Short problem: Print the listing in its entirety and exactly, leaving out images.

Data provided:
_ _ _
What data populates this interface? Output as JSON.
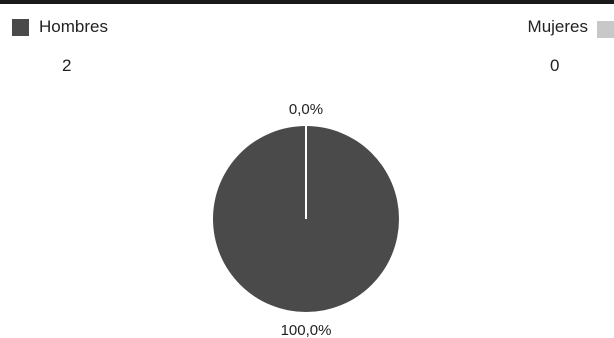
{
  "legend": {
    "left": {
      "label": "Hombres",
      "count": "2",
      "color": "#4a4a4a"
    },
    "right": {
      "label": "Mujeres",
      "count": "0",
      "color": "#c8c8c8"
    }
  },
  "chart_data": {
    "type": "pie",
    "categories": [
      "Hombres",
      "Mujeres"
    ],
    "values": [
      2,
      0
    ],
    "colors": [
      "#4a4a4a",
      "#c8c8c8"
    ],
    "data_labels": [
      "100,0%",
      "0,0%"
    ]
  }
}
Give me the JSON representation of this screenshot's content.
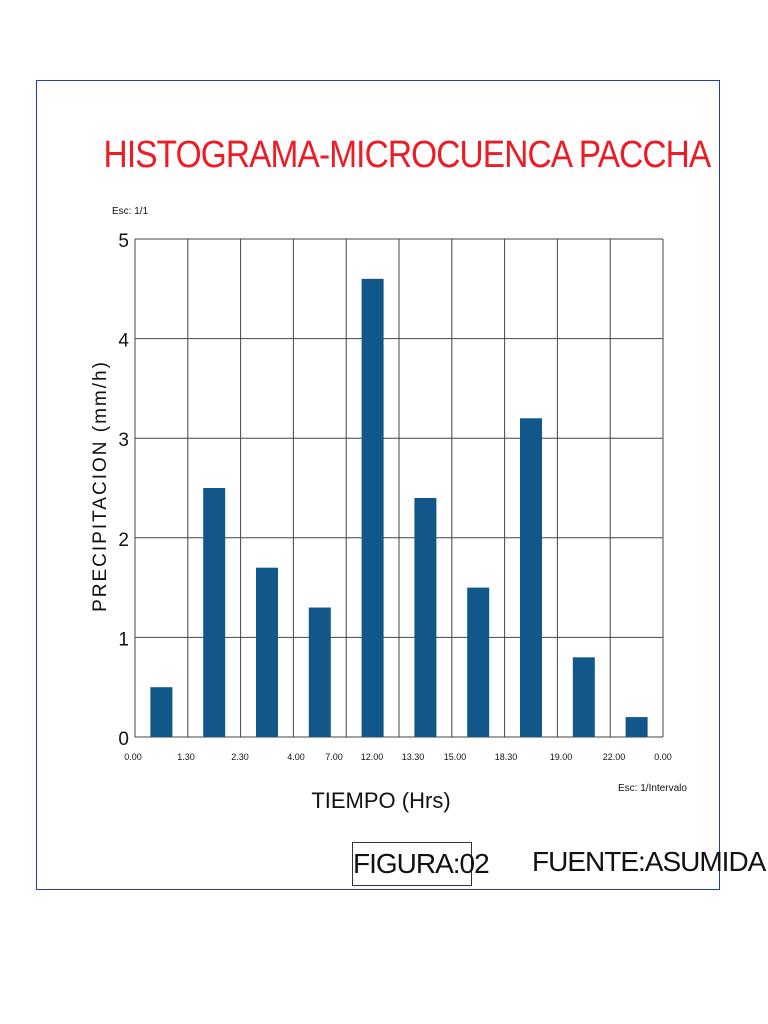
{
  "chart_data": {
    "type": "bar",
    "title": "HISTOGRAMA-MICROCUENCA PACCHA",
    "xlabel": "TIEMPO  (Hrs)",
    "ylabel": "PRECIPITACION (mm/h)",
    "x_ticks": [
      "0.00",
      "1.30",
      "2.30",
      "4.00",
      "7.00",
      "12.00",
      "13.30",
      "15.00",
      "18.30",
      "19.00",
      "22.00",
      "0.00"
    ],
    "y_ticks": [
      "0",
      "1",
      "2",
      "3",
      "4",
      "5"
    ],
    "ylim": [
      0,
      5
    ],
    "values": [
      0,
      0.5,
      2.5,
      1.7,
      1.3,
      4.6,
      2.4,
      1.5,
      3.2,
      0.8,
      0.2
    ],
    "color": "#12578a",
    "grid": true,
    "scale_y_note": "Esc: 1/1",
    "scale_x_note": "Esc: 1/Intervalo"
  },
  "figure_label": "FIGURA:02",
  "source_label": "FUENTE:ASUMIDA",
  "colors": {
    "title": "#ee1b24",
    "bar": "#12578a",
    "frame": "#1d3fa8"
  }
}
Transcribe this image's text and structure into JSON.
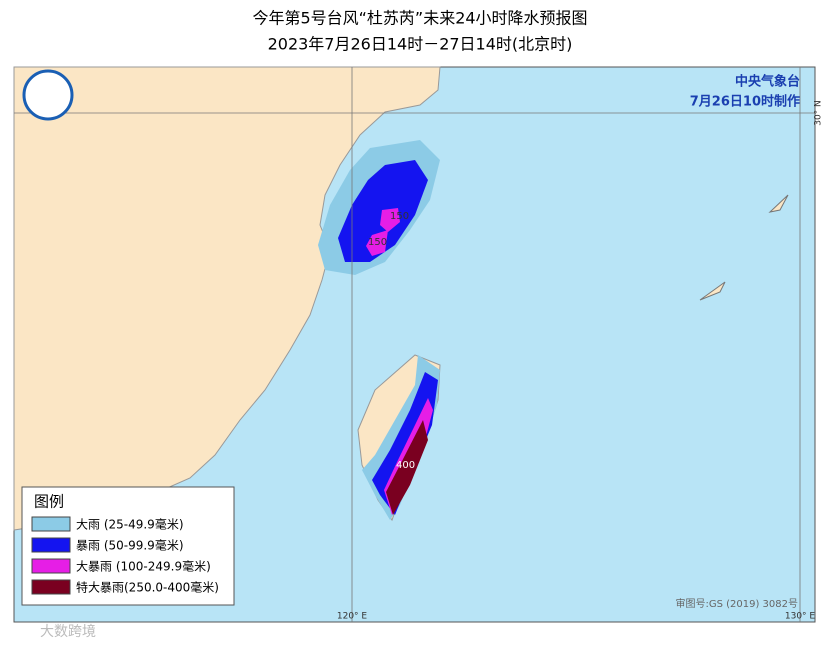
{
  "header": {
    "title": "今年第5号台风“杜苏芮”未来24小时降水预报图",
    "subtitle": "2023年7月26日14时－27日14时(北京时)"
  },
  "agency": {
    "name": "中央气象台",
    "issued": "7月26日10时制作"
  },
  "axes": {
    "lon120": "120° E",
    "lon130": "130° E",
    "lat30": "30° N"
  },
  "contour_labels": [
    "150",
    "150",
    "400"
  ],
  "legend": {
    "title": "图例",
    "items": [
      {
        "label": "大雨 (25-49.9毫米)",
        "color": "#8ccbe6"
      },
      {
        "label": "暴雨 (50-99.9毫米)",
        "color": "#1414f0"
      },
      {
        "label": "大暴雨 (100-249.9毫米)",
        "color": "#e61ee6"
      },
      {
        "label": "特大暴雨(250.0-400毫米)",
        "color": "#7a0020"
      }
    ]
  },
  "footer": {
    "approval": "审图号:GS (2019) 3082号",
    "watermark": "大数跨境"
  }
}
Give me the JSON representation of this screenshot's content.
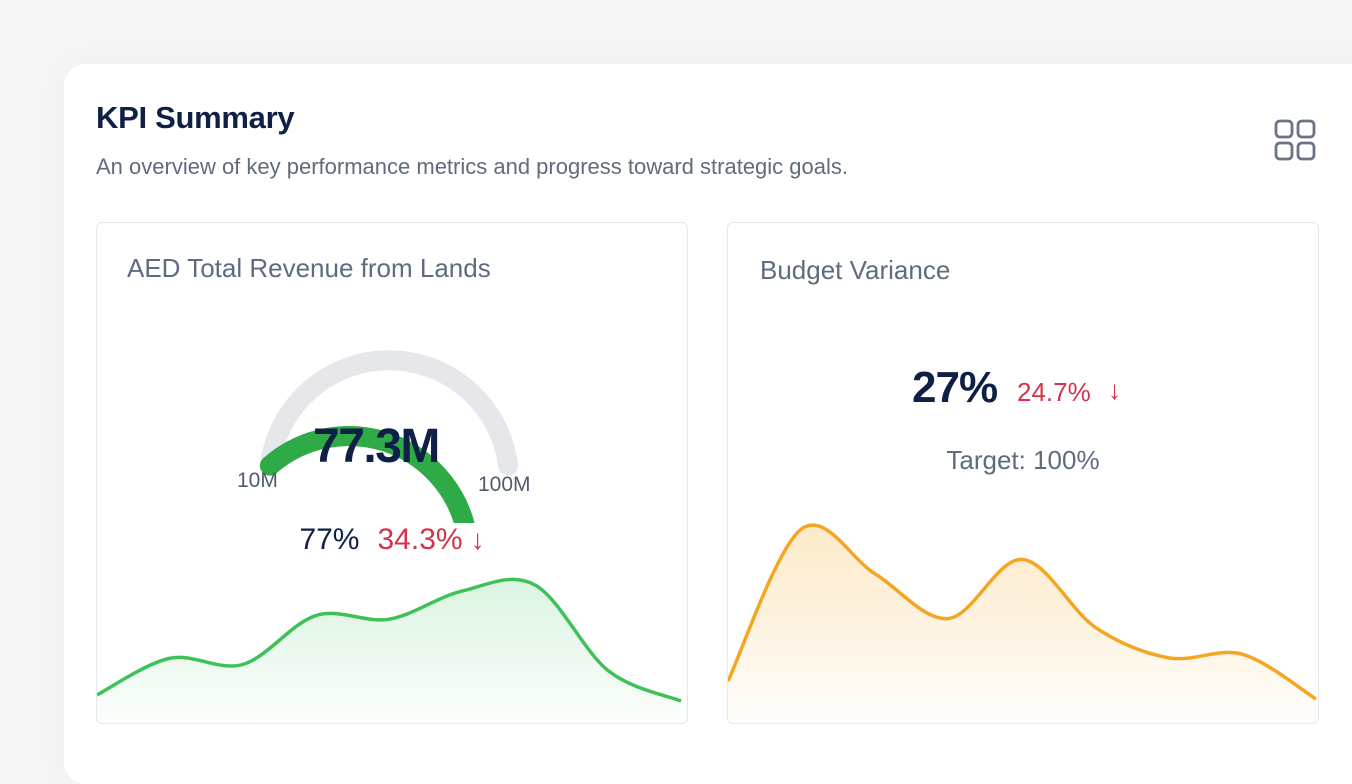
{
  "header": {
    "title": "KPI Summary",
    "subtitle": "An overview of key performance metrics and progress toward strategic goals.",
    "layout_icon": "grid-icon"
  },
  "cards": {
    "revenue": {
      "title": "AED Total Revenue from Lands",
      "gauge": {
        "value_label": "77.3M",
        "min_label": "10M",
        "max_label": "100M",
        "min": 10,
        "max": 100,
        "value": 77.3,
        "fill_color": "#2eaa47",
        "track_color": "#e5e7eb"
      },
      "percent": "77%",
      "change": "34.3%",
      "change_icon": "arrow-down-icon",
      "sparkline": {
        "color": "#3fc15a",
        "values": [
          1,
          4,
          3.5,
          7.5,
          7.2,
          9.5,
          10,
          3,
          0.5
        ]
      }
    },
    "budget": {
      "title": "Budget Variance",
      "value": "27%",
      "change": "24.7%",
      "change_icon": "arrow-down-icon",
      "target": "Target: 100%",
      "sparkline": {
        "color": "#f4a623",
        "values": [
          1,
          9.5,
          7,
          4.5,
          7.8,
          4,
          2.3,
          2.5,
          0
        ]
      }
    }
  },
  "colors": {
    "title": "#0f1f45",
    "muted": "#5f6b7e",
    "negative": "#d4344b"
  }
}
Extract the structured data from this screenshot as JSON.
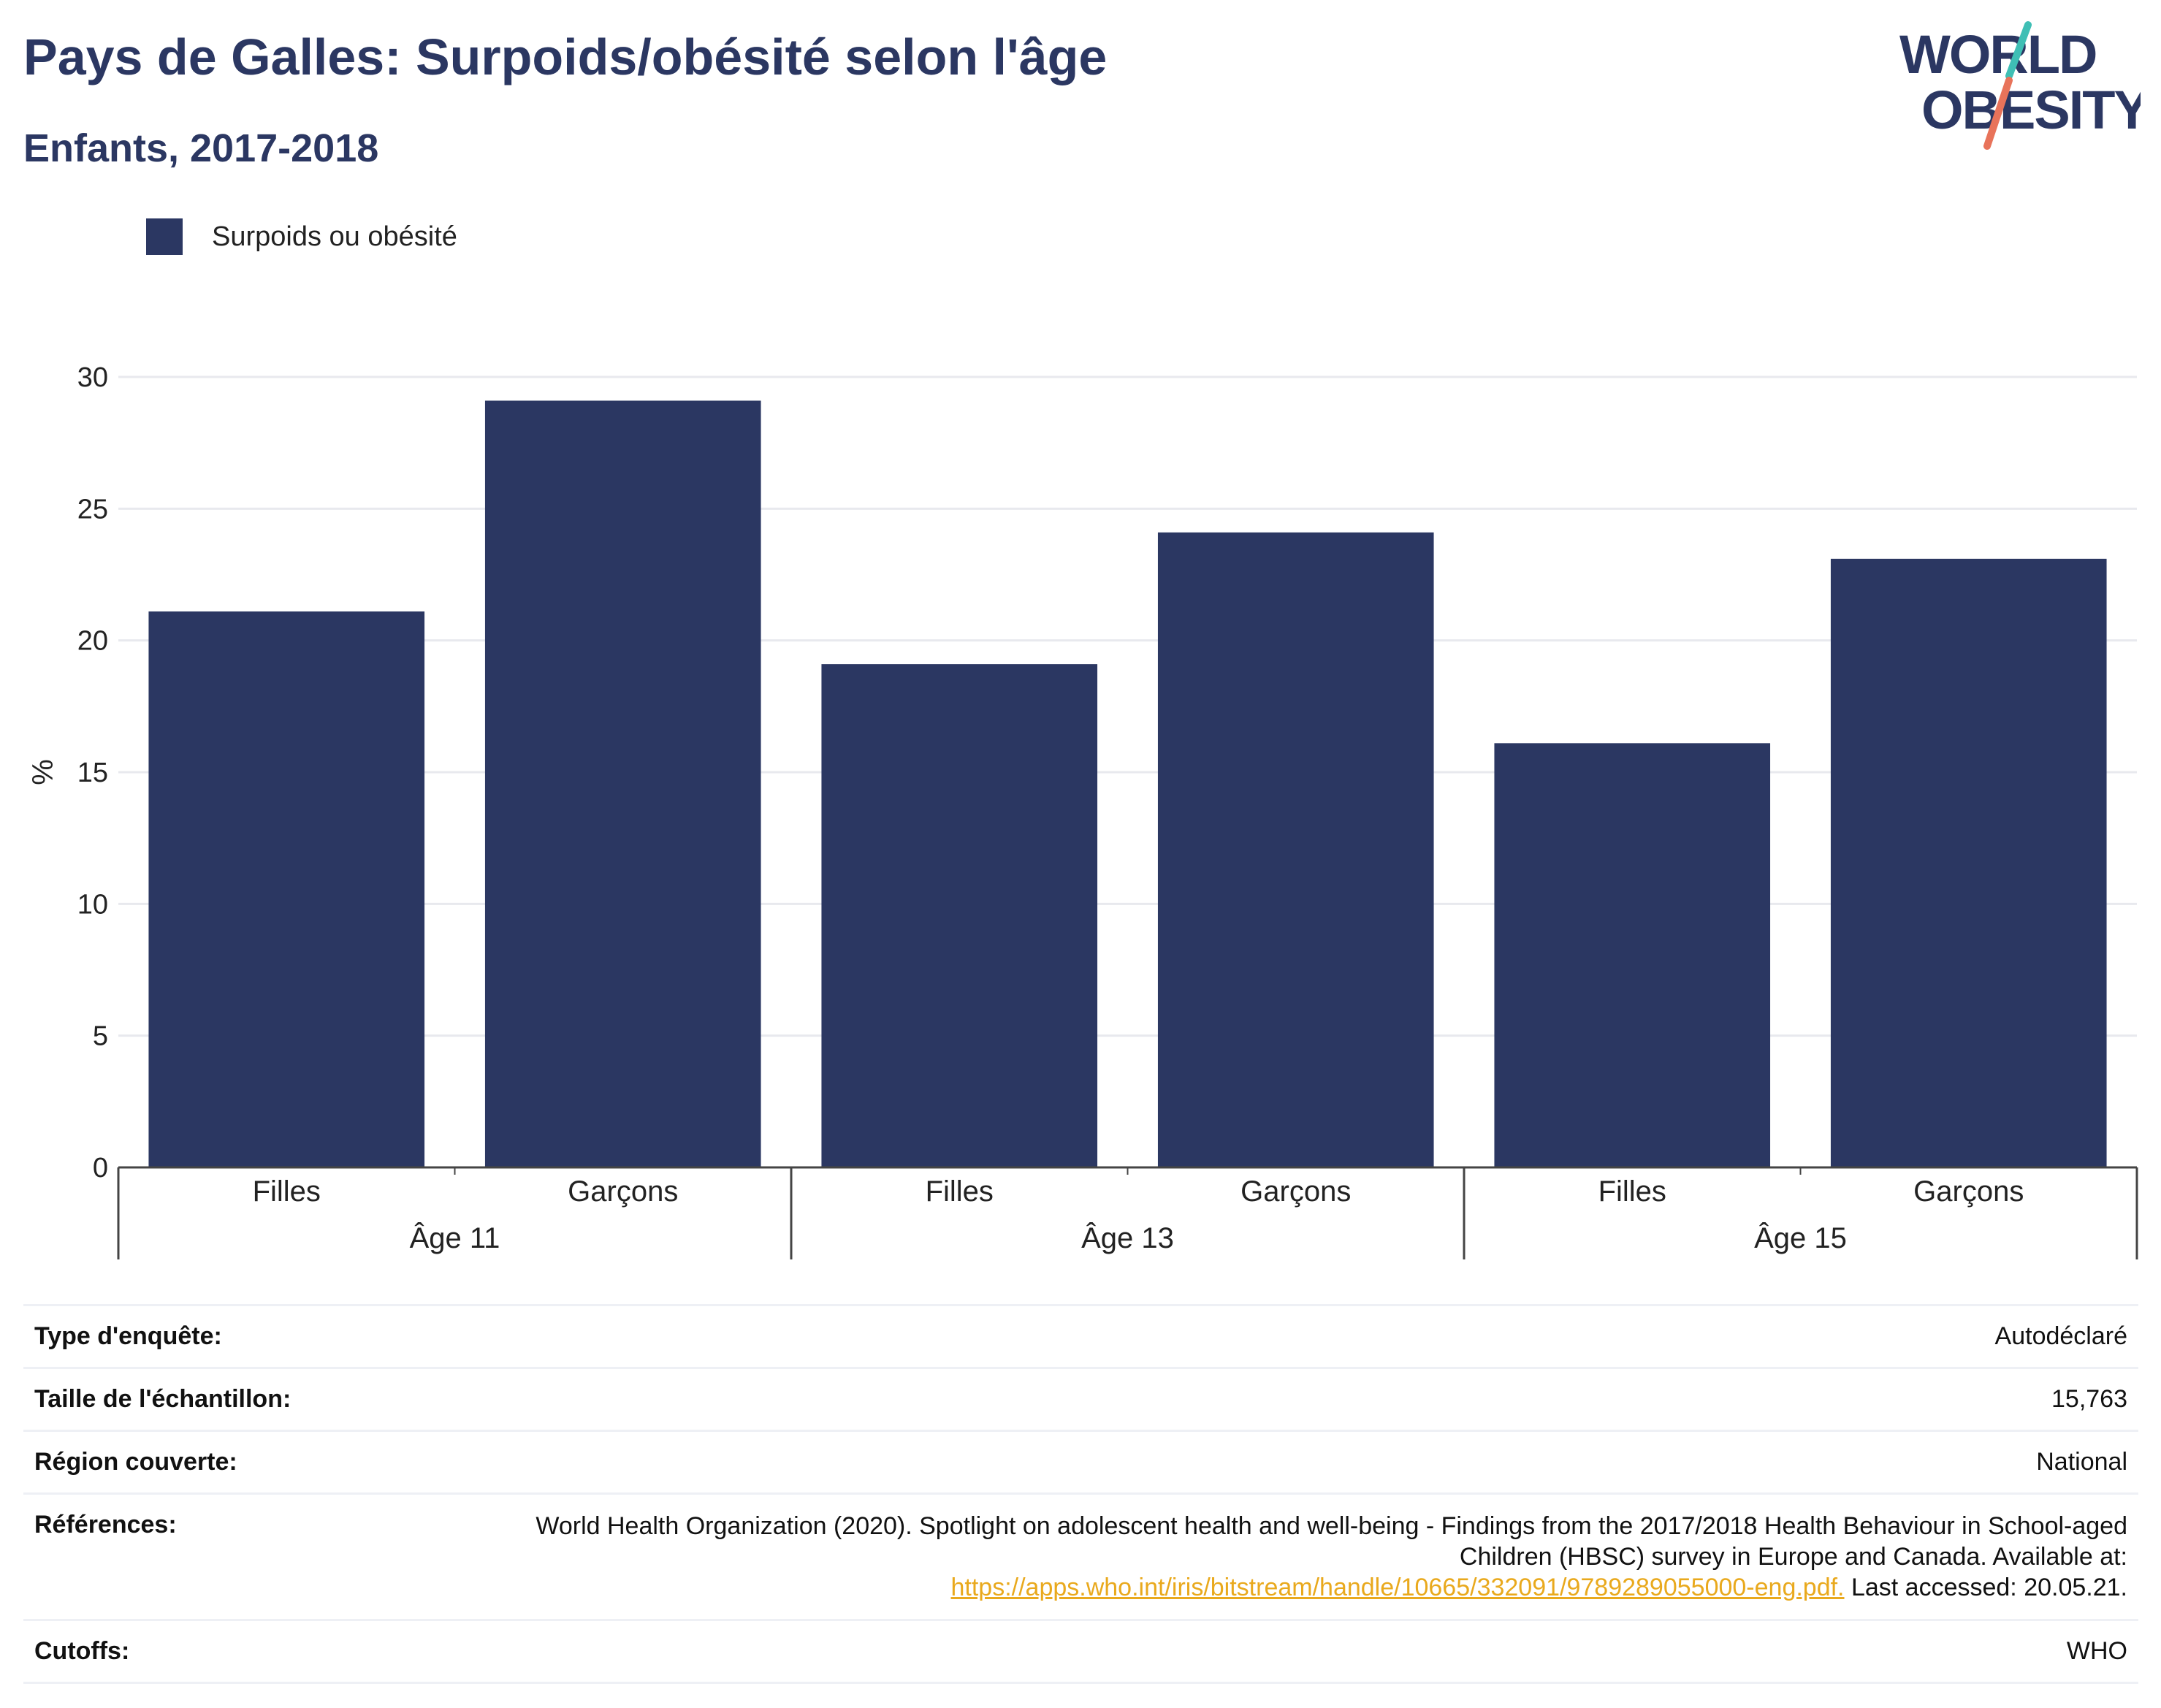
{
  "title": "Pays de Galles: Surpoids/obésité selon l'âge",
  "subtitle": "Enfants, 2017-2018",
  "logo": {
    "line1": "WORLD",
    "line2": "OBESITY",
    "accent_teal": "#3fbfb5",
    "accent_coral": "#e8735a"
  },
  "legend": [
    {
      "label": "Surpoids ou obésité",
      "color": "#2b3762"
    }
  ],
  "chart_data": {
    "type": "bar",
    "ylabel": "%",
    "ylim": [
      0,
      30
    ],
    "yticks": [
      0,
      5,
      10,
      15,
      20,
      25,
      30
    ],
    "groups": [
      {
        "label": "Âge 11",
        "categories": [
          "Filles",
          "Garçons"
        ],
        "values": [
          21.1,
          29.1
        ]
      },
      {
        "label": "Âge 13",
        "categories": [
          "Filles",
          "Garçons"
        ],
        "values": [
          19.1,
          24.1
        ]
      },
      {
        "label": "Âge 15",
        "categories": [
          "Filles",
          "Garçons"
        ],
        "values": [
          16.1,
          23.1
        ]
      }
    ],
    "series": [
      {
        "name": "Surpoids ou obésité",
        "color": "#2b3762"
      }
    ],
    "grid": true
  },
  "info": {
    "survey_type_label": "Type d'enquête:",
    "survey_type_value": "Autodéclaré",
    "sample_size_label": "Taille de l'échantillon:",
    "sample_size_value": "15,763",
    "region_label": "Région couverte:",
    "region_value": "National",
    "references_label": "Références:",
    "references_text_1": "World Health Organization (2020). Spotlight on adolescent health and well-being - Findings from the 2017/2018 Health Behaviour in School-aged Children (HBSC) survey in Europe and Canada. Available at:",
    "references_link": "https://apps.who.int/iris/bitstream/handle/10665/332091/9789289055000-eng.pdf.",
    "references_text_2": " Last accessed: 20.05.21.",
    "cutoffs_label": "Cutoffs:",
    "cutoffs_value": "WHO"
  }
}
_ _ _
The completed task:
What data populates this interface? Output as JSON.
{
  "legend": {
    "left": {
      "label": "Hombres",
      "count": "2",
      "color": "#4a4a4a"
    },
    "right": {
      "label": "Mujeres",
      "count": "0",
      "color": "#c8c8c8"
    }
  },
  "chart_data": {
    "type": "pie",
    "categories": [
      "Hombres",
      "Mujeres"
    ],
    "values": [
      2,
      0
    ],
    "colors": [
      "#4a4a4a",
      "#c8c8c8"
    ],
    "data_labels": [
      "100,0%",
      "0,0%"
    ]
  }
}
Give me the JSON representation of this screenshot's content.
{
  "chart_data": {
    "type": "bar",
    "title": "HISTOGRAMA-MICROCUENCA PACCHA",
    "xlabel": "TIEMPO  (Hrs)",
    "ylabel": "PRECIPITACION (mm/h)",
    "x_ticks": [
      "0.00",
      "1.30",
      "2.30",
      "4.00",
      "7.00",
      "12.00",
      "13.30",
      "15.00",
      "18.30",
      "19.00",
      "22.00",
      "0.00"
    ],
    "y_ticks": [
      "0",
      "1",
      "2",
      "3",
      "4",
      "5"
    ],
    "ylim": [
      0,
      5
    ],
    "values": [
      0,
      0.5,
      2.5,
      1.7,
      1.3,
      4.6,
      2.4,
      1.5,
      3.2,
      0.8,
      0.2
    ],
    "color": "#12578a",
    "grid": true,
    "scale_y_note": "Esc: 1/1",
    "scale_x_note": "Esc: 1/Intervalo"
  },
  "figure_label": "FIGURA:02",
  "source_label": "FUENTE:ASUMIDA",
  "colors": {
    "title": "#ee1b24",
    "bar": "#12578a",
    "frame": "#1d3fa8"
  }
}
Transcribe this image's text and structure into JSON.
{
  "header": {
    "title": "今年第5号台风“杜苏芮”未来24小时降水预报图",
    "subtitle": "2023年7月26日14时－27日14时(北京时)"
  },
  "agency": {
    "name": "中央气象台",
    "issued": "7月26日10时制作"
  },
  "axes": {
    "lon120": "120° E",
    "lon130": "130° E",
    "lat30": "30° N"
  },
  "contour_labels": [
    "150",
    "150",
    "400"
  ],
  "legend": {
    "title": "图例",
    "items": [
      {
        "label": "大雨 (25-49.9毫米)",
        "color": "#8ccbe6"
      },
      {
        "label": "暴雨 (50-99.9毫米)",
        "color": "#1414f0"
      },
      {
        "label": "大暴雨 (100-249.9毫米)",
        "color": "#e61ee6"
      },
      {
        "label": "特大暴雨(250.0-400毫米)",
        "color": "#7a0020"
      }
    ]
  },
  "footer": {
    "approval": "审图号:GS (2019) 3082号",
    "watermark": "大数跨境"
  }
}
Give me the JSON representation of this screenshot's content.
{
  "header": {
    "title": "KPI Summary",
    "subtitle": "An overview of key performance metrics and progress toward strategic goals.",
    "layout_icon": "grid-icon"
  },
  "cards": {
    "revenue": {
      "title": "AED Total Revenue from Lands",
      "gauge": {
        "value_label": "77.3M",
        "min_label": "10M",
        "max_label": "100M",
        "min": 10,
        "max": 100,
        "value": 77.3,
        "fill_color": "#2eaa47",
        "track_color": "#e5e7eb"
      },
      "percent": "77%",
      "change": "34.3%",
      "change_icon": "arrow-down-icon",
      "sparkline": {
        "color": "#3fc15a",
        "values": [
          1,
          4,
          3.5,
          7.5,
          7.2,
          9.5,
          10,
          3,
          0.5
        ]
      }
    },
    "budget": {
      "title": "Budget Variance",
      "value": "27%",
      "change": "24.7%",
      "change_icon": "arrow-down-icon",
      "target": "Target: 100%",
      "sparkline": {
        "color": "#f4a623",
        "values": [
          1,
          9.5,
          7,
          4.5,
          7.8,
          4,
          2.3,
          2.5,
          0
        ]
      }
    }
  },
  "colors": {
    "title": "#0f1f45",
    "muted": "#5f6b7e",
    "negative": "#d4344b"
  }
}
Extract the structured data from this screenshot as JSON.
{
  "title": "Pays de Galles: Surpoids/obésité selon l'âge",
  "subtitle": "Enfants, 2017-2018",
  "logo": {
    "line1": "WORLD",
    "line2": "OBESITY",
    "accent_teal": "#3fbfb5",
    "accent_coral": "#e8735a"
  },
  "legend": [
    {
      "label": "Surpoids ou obésité",
      "color": "#2b3762"
    }
  ],
  "chart_data": {
    "type": "bar",
    "ylabel": "%",
    "ylim": [
      0,
      30
    ],
    "yticks": [
      0,
      5,
      10,
      15,
      20,
      25,
      30
    ],
    "groups": [
      {
        "label": "Âge 11",
        "categories": [
          "Filles",
          "Garçons"
        ],
        "values": [
          21.1,
          29.1
        ]
      },
      {
        "label": "Âge 13",
        "categories": [
          "Filles",
          "Garçons"
        ],
        "values": [
          19.1,
          24.1
        ]
      },
      {
        "label": "Âge 15",
        "categories": [
          "Filles",
          "Garçons"
        ],
        "values": [
          16.1,
          23.1
        ]
      }
    ],
    "series": [
      {
        "name": "Surpoids ou obésité",
        "color": "#2b3762"
      }
    ],
    "grid": true
  },
  "info": {
    "survey_type_label": "Type d'enquête:",
    "survey_type_value": "Autodéclaré",
    "sample_size_label": "Taille de l'échantillon:",
    "sample_size_value": "15,763",
    "region_label": "Région couverte:",
    "region_value": "National",
    "references_label": "Références:",
    "references_text_1": "World Health Organization (2020). Spotlight on adolescent health and well-being - Findings from the 2017/2018 Health Behaviour in School-aged Children (HBSC) survey in Europe and Canada. Available at:",
    "references_link": "https://apps.who.int/iris/bitstream/handle/10665/332091/9789289055000-eng.pdf.",
    "references_text_2": " Last accessed: 20.05.21.",
    "cutoffs_label": "Cutoffs:",
    "cutoffs_value": "WHO"
  }
}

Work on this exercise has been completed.